## SUPPLIED MATERIAL
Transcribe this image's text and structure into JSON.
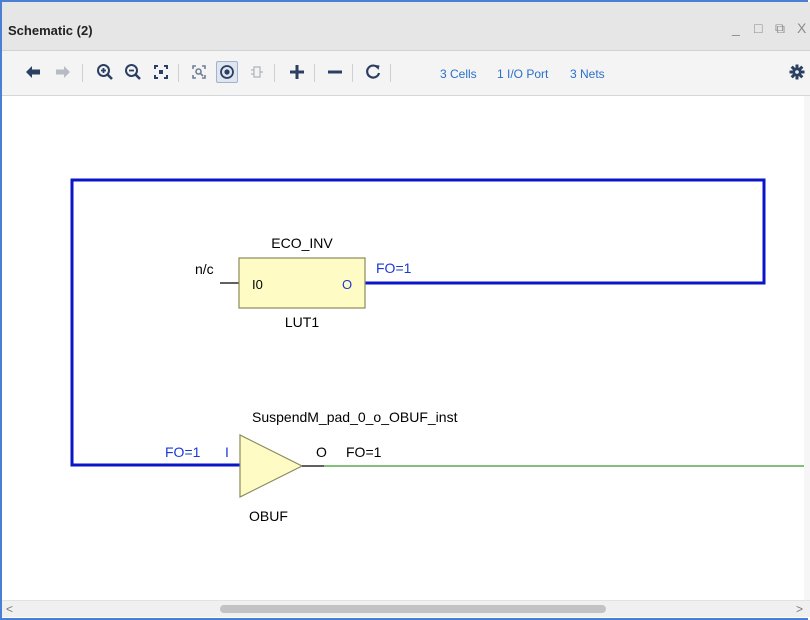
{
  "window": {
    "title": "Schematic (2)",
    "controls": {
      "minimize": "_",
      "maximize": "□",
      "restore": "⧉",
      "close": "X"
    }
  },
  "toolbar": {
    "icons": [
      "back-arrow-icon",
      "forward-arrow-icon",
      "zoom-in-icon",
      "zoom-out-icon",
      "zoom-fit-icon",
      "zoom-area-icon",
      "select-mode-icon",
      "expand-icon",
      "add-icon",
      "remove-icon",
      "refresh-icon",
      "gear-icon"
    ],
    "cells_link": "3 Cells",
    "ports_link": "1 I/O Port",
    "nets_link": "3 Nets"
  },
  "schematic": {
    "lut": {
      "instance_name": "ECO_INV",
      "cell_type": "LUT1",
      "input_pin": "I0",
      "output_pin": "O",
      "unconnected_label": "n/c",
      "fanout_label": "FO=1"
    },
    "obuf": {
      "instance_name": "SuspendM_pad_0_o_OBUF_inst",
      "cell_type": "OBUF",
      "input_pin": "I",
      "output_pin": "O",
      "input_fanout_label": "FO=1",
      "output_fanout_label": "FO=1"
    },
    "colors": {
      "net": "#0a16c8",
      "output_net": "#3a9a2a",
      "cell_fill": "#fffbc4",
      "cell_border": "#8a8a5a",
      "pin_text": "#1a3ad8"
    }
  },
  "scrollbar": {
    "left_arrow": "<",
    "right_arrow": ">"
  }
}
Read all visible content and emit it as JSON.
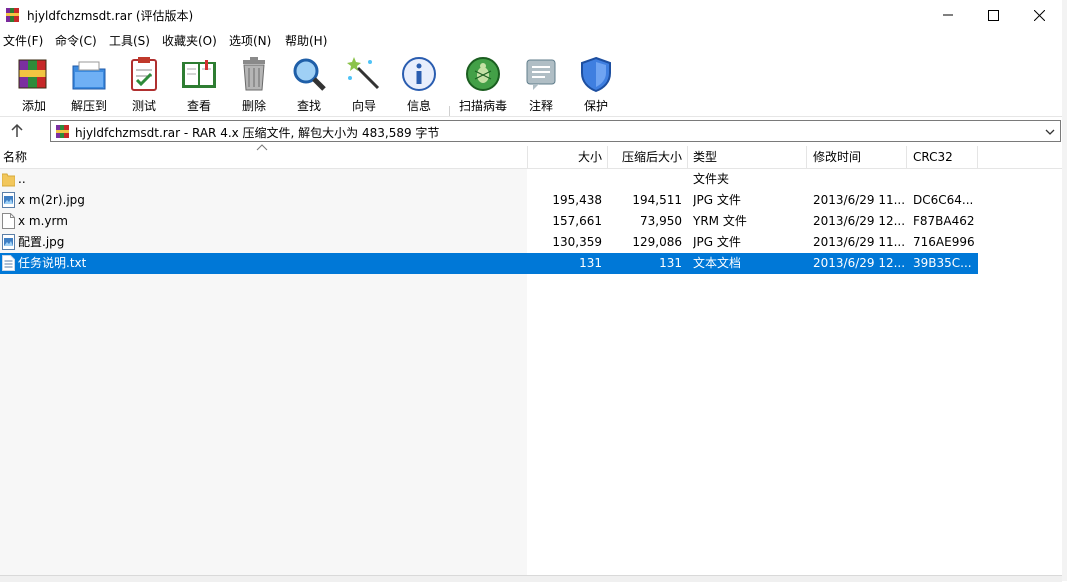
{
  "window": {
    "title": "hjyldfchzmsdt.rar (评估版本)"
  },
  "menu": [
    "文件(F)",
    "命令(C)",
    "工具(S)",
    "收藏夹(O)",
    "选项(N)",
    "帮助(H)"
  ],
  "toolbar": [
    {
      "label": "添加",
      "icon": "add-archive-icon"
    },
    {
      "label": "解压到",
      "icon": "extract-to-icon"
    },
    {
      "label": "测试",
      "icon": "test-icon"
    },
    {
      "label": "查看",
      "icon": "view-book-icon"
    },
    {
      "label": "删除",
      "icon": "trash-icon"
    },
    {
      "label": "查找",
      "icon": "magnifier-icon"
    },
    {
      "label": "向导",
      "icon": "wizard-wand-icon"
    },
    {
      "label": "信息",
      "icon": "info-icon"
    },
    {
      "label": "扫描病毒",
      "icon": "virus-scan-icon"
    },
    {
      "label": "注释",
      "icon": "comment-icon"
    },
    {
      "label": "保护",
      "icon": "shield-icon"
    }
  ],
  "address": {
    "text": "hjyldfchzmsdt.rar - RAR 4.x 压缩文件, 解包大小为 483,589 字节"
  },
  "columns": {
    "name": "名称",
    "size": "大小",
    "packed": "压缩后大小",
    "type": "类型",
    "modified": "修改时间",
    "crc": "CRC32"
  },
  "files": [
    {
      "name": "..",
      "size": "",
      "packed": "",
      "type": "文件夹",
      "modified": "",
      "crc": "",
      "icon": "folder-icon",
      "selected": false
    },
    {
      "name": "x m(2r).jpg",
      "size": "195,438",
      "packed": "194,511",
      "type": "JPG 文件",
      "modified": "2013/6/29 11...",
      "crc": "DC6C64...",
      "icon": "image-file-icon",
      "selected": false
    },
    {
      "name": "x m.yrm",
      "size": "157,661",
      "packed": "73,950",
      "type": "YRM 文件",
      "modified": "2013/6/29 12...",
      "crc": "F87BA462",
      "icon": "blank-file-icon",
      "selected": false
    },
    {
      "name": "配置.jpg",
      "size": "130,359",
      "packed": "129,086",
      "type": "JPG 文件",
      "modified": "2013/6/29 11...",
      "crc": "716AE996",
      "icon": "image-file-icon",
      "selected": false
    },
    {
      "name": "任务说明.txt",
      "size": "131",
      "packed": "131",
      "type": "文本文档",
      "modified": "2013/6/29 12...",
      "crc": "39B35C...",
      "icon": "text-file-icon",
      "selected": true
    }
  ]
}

## TASK ITEM
With all pictures omitted, repeat every record above word for word.

## ANSWER SPACE
Transcribe this image's text and structure into JSON.
{
  "window": {
    "title": "Schematic (2)",
    "controls": {
      "minimize": "_",
      "maximize": "□",
      "restore": "⧉",
      "close": "X"
    }
  },
  "toolbar": {
    "icons": [
      "back-arrow-icon",
      "forward-arrow-icon",
      "zoom-in-icon",
      "zoom-out-icon",
      "zoom-fit-icon",
      "zoom-area-icon",
      "select-mode-icon",
      "expand-icon",
      "add-icon",
      "remove-icon",
      "refresh-icon",
      "gear-icon"
    ],
    "cells_link": "3 Cells",
    "ports_link": "1 I/O Port",
    "nets_link": "3 Nets"
  },
  "schematic": {
    "lut": {
      "instance_name": "ECO_INV",
      "cell_type": "LUT1",
      "input_pin": "I0",
      "output_pin": "O",
      "unconnected_label": "n/c",
      "fanout_label": "FO=1"
    },
    "obuf": {
      "instance_name": "SuspendM_pad_0_o_OBUF_inst",
      "cell_type": "OBUF",
      "input_pin": "I",
      "output_pin": "O",
      "input_fanout_label": "FO=1",
      "output_fanout_label": "FO=1"
    },
    "colors": {
      "net": "#0a16c8",
      "output_net": "#3a9a2a",
      "cell_fill": "#fffbc4",
      "cell_border": "#8a8a5a",
      "pin_text": "#1a3ad8"
    }
  },
  "scrollbar": {
    "left_arrow": "<",
    "right_arrow": ">"
  }
}
Read all visible content and emit it as JSON.
{
  "window": {
    "title": "hjyldfchzmsdt.rar (评估版本)"
  },
  "menu": [
    "文件(F)",
    "命令(C)",
    "工具(S)",
    "收藏夹(O)",
    "选项(N)",
    "帮助(H)"
  ],
  "toolbar": [
    {
      "label": "添加",
      "icon": "add-archive-icon"
    },
    {
      "label": "解压到",
      "icon": "extract-to-icon"
    },
    {
      "label": "测试",
      "icon": "test-icon"
    },
    {
      "label": "查看",
      "icon": "view-book-icon"
    },
    {
      "label": "删除",
      "icon": "trash-icon"
    },
    {
      "label": "查找",
      "icon": "magnifier-icon"
    },
    {
      "label": "向导",
      "icon": "wizard-wand-icon"
    },
    {
      "label": "信息",
      "icon": "info-icon"
    },
    {
      "label": "扫描病毒",
      "icon": "virus-scan-icon"
    },
    {
      "label": "注释",
      "icon": "comment-icon"
    },
    {
      "label": "保护",
      "icon": "shield-icon"
    }
  ],
  "address": {
    "text": "hjyldfchzmsdt.rar - RAR 4.x 压缩文件, 解包大小为 483,589 字节"
  },
  "columns": {
    "name": "名称",
    "size": "大小",
    "packed": "压缩后大小",
    "type": "类型",
    "modified": "修改时间",
    "crc": "CRC32"
  },
  "files": [
    {
      "name": "..",
      "size": "",
      "packed": "",
      "type": "文件夹",
      "modified": "",
      "crc": "",
      "icon": "folder-icon",
      "selected": false
    },
    {
      "name": "x m(2r).jpg",
      "size": "195,438",
      "packed": "194,511",
      "type": "JPG 文件",
      "modified": "2013/6/29 11...",
      "crc": "DC6C64...",
      "icon": "image-file-icon",
      "selected": false
    },
    {
      "name": "x m.yrm",
      "size": "157,661",
      "packed": "73,950",
      "type": "YRM 文件",
      "modified": "2013/6/29 12...",
      "crc": "F87BA462",
      "icon": "blank-file-icon",
      "selected": false
    },
    {
      "name": "配置.jpg",
      "size": "130,359",
      "packed": "129,086",
      "type": "JPG 文件",
      "modified": "2013/6/29 11...",
      "crc": "716AE996",
      "icon": "image-file-icon",
      "selected": false
    },
    {
      "name": "任务说明.txt",
      "size": "131",
      "packed": "131",
      "type": "文本文档",
      "modified": "2013/6/29 12...",
      "crc": "39B35C...",
      "icon": "text-file-icon",
      "selected": true
    }
  ]
}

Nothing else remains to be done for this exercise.